:: Given data ::
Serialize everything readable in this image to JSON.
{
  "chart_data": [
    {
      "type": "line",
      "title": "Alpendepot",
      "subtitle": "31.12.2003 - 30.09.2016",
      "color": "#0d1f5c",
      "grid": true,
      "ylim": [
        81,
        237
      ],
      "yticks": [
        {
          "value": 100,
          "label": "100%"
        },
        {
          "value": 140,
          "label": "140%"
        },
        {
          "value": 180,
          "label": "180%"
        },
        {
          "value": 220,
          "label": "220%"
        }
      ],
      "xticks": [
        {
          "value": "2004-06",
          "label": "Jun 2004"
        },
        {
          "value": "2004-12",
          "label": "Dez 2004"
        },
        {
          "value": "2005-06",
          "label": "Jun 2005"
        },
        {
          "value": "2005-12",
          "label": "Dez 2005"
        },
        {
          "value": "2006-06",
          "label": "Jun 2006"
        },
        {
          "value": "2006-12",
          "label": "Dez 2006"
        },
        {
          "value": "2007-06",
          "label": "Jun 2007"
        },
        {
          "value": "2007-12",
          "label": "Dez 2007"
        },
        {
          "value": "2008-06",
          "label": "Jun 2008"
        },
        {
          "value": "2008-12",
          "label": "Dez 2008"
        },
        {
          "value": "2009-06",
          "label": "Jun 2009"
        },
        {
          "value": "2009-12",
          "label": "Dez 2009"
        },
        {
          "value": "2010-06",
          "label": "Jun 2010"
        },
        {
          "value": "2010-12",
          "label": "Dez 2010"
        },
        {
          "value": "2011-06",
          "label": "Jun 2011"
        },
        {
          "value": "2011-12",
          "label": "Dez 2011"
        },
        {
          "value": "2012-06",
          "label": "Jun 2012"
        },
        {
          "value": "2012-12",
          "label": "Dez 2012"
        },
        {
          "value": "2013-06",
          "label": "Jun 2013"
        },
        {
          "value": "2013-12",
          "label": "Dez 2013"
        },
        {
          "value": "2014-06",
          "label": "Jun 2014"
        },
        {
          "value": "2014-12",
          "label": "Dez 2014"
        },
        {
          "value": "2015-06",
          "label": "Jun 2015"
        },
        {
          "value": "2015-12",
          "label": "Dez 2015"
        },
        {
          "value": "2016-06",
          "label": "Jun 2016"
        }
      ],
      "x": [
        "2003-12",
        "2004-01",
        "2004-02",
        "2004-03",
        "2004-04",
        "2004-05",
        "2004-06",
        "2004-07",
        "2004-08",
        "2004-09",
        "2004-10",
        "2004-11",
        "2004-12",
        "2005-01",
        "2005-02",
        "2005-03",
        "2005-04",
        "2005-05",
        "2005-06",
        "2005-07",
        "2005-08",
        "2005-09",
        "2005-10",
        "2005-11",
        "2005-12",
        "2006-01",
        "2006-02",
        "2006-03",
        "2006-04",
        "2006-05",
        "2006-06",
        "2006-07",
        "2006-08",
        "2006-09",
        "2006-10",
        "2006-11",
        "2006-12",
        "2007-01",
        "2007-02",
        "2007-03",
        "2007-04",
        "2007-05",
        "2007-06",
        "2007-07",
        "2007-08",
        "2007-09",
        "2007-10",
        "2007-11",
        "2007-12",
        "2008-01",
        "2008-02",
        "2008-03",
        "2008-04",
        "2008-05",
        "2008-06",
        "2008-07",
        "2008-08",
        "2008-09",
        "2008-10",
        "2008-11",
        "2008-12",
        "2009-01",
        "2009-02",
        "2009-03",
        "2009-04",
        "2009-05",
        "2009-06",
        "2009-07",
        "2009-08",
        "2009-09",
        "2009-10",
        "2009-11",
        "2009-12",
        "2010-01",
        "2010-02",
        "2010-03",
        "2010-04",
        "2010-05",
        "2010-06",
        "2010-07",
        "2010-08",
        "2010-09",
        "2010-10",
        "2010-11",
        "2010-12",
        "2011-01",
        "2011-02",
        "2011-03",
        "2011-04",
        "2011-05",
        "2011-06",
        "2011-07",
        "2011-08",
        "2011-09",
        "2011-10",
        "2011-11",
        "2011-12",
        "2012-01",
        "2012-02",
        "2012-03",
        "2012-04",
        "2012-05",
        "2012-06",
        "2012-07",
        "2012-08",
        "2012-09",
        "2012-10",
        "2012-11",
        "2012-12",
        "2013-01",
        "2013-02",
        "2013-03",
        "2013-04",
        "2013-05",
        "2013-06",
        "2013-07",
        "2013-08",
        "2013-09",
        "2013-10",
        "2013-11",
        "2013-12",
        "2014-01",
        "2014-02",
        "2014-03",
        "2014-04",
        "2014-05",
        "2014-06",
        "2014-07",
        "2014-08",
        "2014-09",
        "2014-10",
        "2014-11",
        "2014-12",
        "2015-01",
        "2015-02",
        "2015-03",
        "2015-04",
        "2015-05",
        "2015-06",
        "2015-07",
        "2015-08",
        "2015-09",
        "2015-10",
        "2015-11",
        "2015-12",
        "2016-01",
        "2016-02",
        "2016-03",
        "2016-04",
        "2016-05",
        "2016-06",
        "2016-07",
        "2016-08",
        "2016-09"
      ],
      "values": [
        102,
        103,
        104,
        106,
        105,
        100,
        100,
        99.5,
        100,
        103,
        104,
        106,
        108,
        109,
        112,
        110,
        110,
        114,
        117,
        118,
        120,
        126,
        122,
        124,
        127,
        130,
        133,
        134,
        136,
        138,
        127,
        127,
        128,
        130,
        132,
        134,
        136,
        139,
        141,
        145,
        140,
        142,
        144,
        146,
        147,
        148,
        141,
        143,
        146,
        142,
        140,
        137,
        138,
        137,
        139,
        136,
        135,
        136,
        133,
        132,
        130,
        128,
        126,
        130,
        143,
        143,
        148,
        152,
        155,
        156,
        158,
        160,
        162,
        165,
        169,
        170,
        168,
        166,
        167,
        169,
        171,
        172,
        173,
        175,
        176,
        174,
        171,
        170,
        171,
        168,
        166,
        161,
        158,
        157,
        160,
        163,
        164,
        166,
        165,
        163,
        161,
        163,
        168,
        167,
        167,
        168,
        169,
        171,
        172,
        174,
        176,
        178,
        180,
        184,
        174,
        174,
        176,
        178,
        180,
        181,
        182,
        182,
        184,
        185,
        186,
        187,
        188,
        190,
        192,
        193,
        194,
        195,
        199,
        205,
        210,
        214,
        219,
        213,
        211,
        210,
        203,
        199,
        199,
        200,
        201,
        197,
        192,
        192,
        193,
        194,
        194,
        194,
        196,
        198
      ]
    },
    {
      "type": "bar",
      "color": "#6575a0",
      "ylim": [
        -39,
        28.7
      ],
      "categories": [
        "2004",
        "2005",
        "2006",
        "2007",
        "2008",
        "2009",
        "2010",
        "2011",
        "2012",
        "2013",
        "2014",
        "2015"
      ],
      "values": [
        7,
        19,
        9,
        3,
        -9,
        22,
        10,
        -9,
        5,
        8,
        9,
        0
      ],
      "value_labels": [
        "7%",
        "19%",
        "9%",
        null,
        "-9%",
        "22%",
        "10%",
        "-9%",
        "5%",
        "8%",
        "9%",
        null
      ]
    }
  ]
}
:::
Task to carry out:
Set down each entry again, unchanged.

Solution to this exercise:
Serialize everything readable in this image to JSON.
{
  "chart_data": [
    {
      "type": "line",
      "title": "Alpendepot",
      "subtitle": "31.12.2003 - 30.09.2016",
      "color": "#0d1f5c",
      "grid": true,
      "ylim": [
        81,
        237
      ],
      "yticks": [
        {
          "value": 100,
          "label": "100%"
        },
        {
          "value": 140,
          "label": "140%"
        },
        {
          "value": 180,
          "label": "180%"
        },
        {
          "value": 220,
          "label": "220%"
        }
      ],
      "xticks": [
        {
          "value": "2004-06",
          "label": "Jun 2004"
        },
        {
          "value": "2004-12",
          "label": "Dez 2004"
        },
        {
          "value": "2005-06",
          "label": "Jun 2005"
        },
        {
          "value": "2005-12",
          "label": "Dez 2005"
        },
        {
          "value": "2006-06",
          "label": "Jun 2006"
        },
        {
          "value": "2006-12",
          "label": "Dez 2006"
        },
        {
          "value": "2007-06",
          "label": "Jun 2007"
        },
        {
          "value": "2007-12",
          "label": "Dez 2007"
        },
        {
          "value": "2008-06",
          "label": "Jun 2008"
        },
        {
          "value": "2008-12",
          "label": "Dez 2008"
        },
        {
          "value": "2009-06",
          "label": "Jun 2009"
        },
        {
          "value": "2009-12",
          "label": "Dez 2009"
        },
        {
          "value": "2010-06",
          "label": "Jun 2010"
        },
        {
          "value": "2010-12",
          "label": "Dez 2010"
        },
        {
          "value": "2011-06",
          "label": "Jun 2011"
        },
        {
          "value": "2011-12",
          "label": "Dez 2011"
        },
        {
          "value": "2012-06",
          "label": "Jun 2012"
        },
        {
          "value": "2012-12",
          "label": "Dez 2012"
        },
        {
          "value": "2013-06",
          "label": "Jun 2013"
        },
        {
          "value": "2013-12",
          "label": "Dez 2013"
        },
        {
          "value": "2014-06",
          "label": "Jun 2014"
        },
        {
          "value": "2014-12",
          "label": "Dez 2014"
        },
        {
          "value": "2015-06",
          "label": "Jun 2015"
        },
        {
          "value": "2015-12",
          "label": "Dez 2015"
        },
        {
          "value": "2016-06",
          "label": "Jun 2016"
        }
      ],
      "x": [
        "2003-12",
        "2004-01",
        "2004-02",
        "2004-03",
        "2004-04",
        "2004-05",
        "2004-06",
        "2004-07",
        "2004-08",
        "2004-09",
        "2004-10",
        "2004-11",
        "2004-12",
        "2005-01",
        "2005-02",
        "2005-03",
        "2005-04",
        "2005-05",
        "2005-06",
        "2005-07",
        "2005-08",
        "2005-09",
        "2005-10",
        "2005-11",
        "2005-12",
        "2006-01",
        "2006-02",
        "2006-03",
        "2006-04",
        "2006-05",
        "2006-06",
        "2006-07",
        "2006-08",
        "2006-09",
        "2006-10",
        "2006-11",
        "2006-12",
        "2007-01",
        "2007-02",
        "2007-03",
        "2007-04",
        "2007-05",
        "2007-06",
        "2007-07",
        "2007-08",
        "2007-09",
        "2007-10",
        "2007-11",
        "2007-12",
        "2008-01",
        "2008-02",
        "2008-03",
        "2008-04",
        "2008-05",
        "2008-06",
        "2008-07",
        "2008-08",
        "2008-09",
        "2008-10",
        "2008-11",
        "2008-12",
        "2009-01",
        "2009-02",
        "2009-03",
        "2009-04",
        "2009-05",
        "2009-06",
        "2009-07",
        "2009-08",
        "2009-09",
        "2009-10",
        "2009-11",
        "2009-12",
        "2010-01",
        "2010-02",
        "2010-03",
        "2010-04",
        "2010-05",
        "2010-06",
        "2010-07",
        "2010-08",
        "2010-09",
        "2010-10",
        "2010-11",
        "2010-12",
        "2011-01",
        "2011-02",
        "2011-03",
        "2011-04",
        "2011-05",
        "2011-06",
        "2011-07",
        "2011-08",
        "2011-09",
        "2011-10",
        "2011-11",
        "2011-12",
        "2012-01",
        "2012-02",
        "2012-03",
        "2012-04",
        "2012-05",
        "2012-06",
        "2012-07",
        "2012-08",
        "2012-09",
        "2012-10",
        "2012-11",
        "2012-12",
        "2013-01",
        "2013-02",
        "2013-03",
        "2013-04",
        "2013-05",
        "2013-06",
        "2013-07",
        "2013-08",
        "2013-09",
        "2013-10",
        "2013-11",
        "2013-12",
        "2014-01",
        "2014-02",
        "2014-03",
        "2014-04",
        "2014-05",
        "2014-06",
        "2014-07",
        "2014-08",
        "2014-09",
        "2014-10",
        "2014-11",
        "2014-12",
        "2015-01",
        "2015-02",
        "2015-03",
        "2015-04",
        "2015-05",
        "2015-06",
        "2015-07",
        "2015-08",
        "2015-09",
        "2015-10",
        "2015-11",
        "2015-12",
        "2016-01",
        "2016-02",
        "2016-03",
        "2016-04",
        "2016-05",
        "2016-06",
        "2016-07",
        "2016-08",
        "2016-09"
      ],
      "values": [
        102,
        103,
        104,
        106,
        105,
        100,
        100,
        99.5,
        100,
        103,
        104,
        106,
        108,
        109,
        112,
        110,
        110,
        114,
        117,
        118,
        120,
        126,
        122,
        124,
        127,
        130,
        133,
        134,
        136,
        138,
        127,
        127,
        128,
        130,
        132,
        134,
        136,
        139,
        141,
        145,
        140,
        142,
        144,
        146,
        147,
        148,
        141,
        143,
        146,
        142,
        140,
        137,
        138,
        137,
        139,
        136,
        135,
        136,
        133,
        132,
        130,
        128,
        126,
        130,
        143,
        143,
        148,
        152,
        155,
        156,
        158,
        160,
        162,
        165,
        169,
        170,
        168,
        166,
        167,
        169,
        171,
        172,
        173,
        175,
        176,
        174,
        171,
        170,
        171,
        168,
        166,
        161,
        158,
        157,
        160,
        163,
        164,
        166,
        165,
        163,
        161,
        163,
        168,
        167,
        167,
        168,
        169,
        171,
        172,
        174,
        176,
        178,
        180,
        184,
        174,
        174,
        176,
        178,
        180,
        181,
        182,
        182,
        184,
        185,
        186,
        187,
        188,
        190,
        192,
        193,
        194,
        195,
        199,
        205,
        210,
        214,
        219,
        213,
        211,
        210,
        203,
        199,
        199,
        200,
        201,
        197,
        192,
        192,
        193,
        194,
        194,
        194,
        196,
        198
      ]
    },
    {
      "type": "bar",
      "color": "#6575a0",
      "ylim": [
        -39,
        28.7
      ],
      "categories": [
        "2004",
        "2005",
        "2006",
        "2007",
        "2008",
        "2009",
        "2010",
        "2011",
        "2012",
        "2013",
        "2014",
        "2015"
      ],
      "values": [
        7,
        19,
        9,
        3,
        -9,
        22,
        10,
        -9,
        5,
        8,
        9,
        0
      ],
      "value_labels": [
        "7%",
        "19%",
        "9%",
        null,
        "-9%",
        "22%",
        "10%",
        "-9%",
        "5%",
        "8%",
        "9%",
        null
      ]
    }
  ]
}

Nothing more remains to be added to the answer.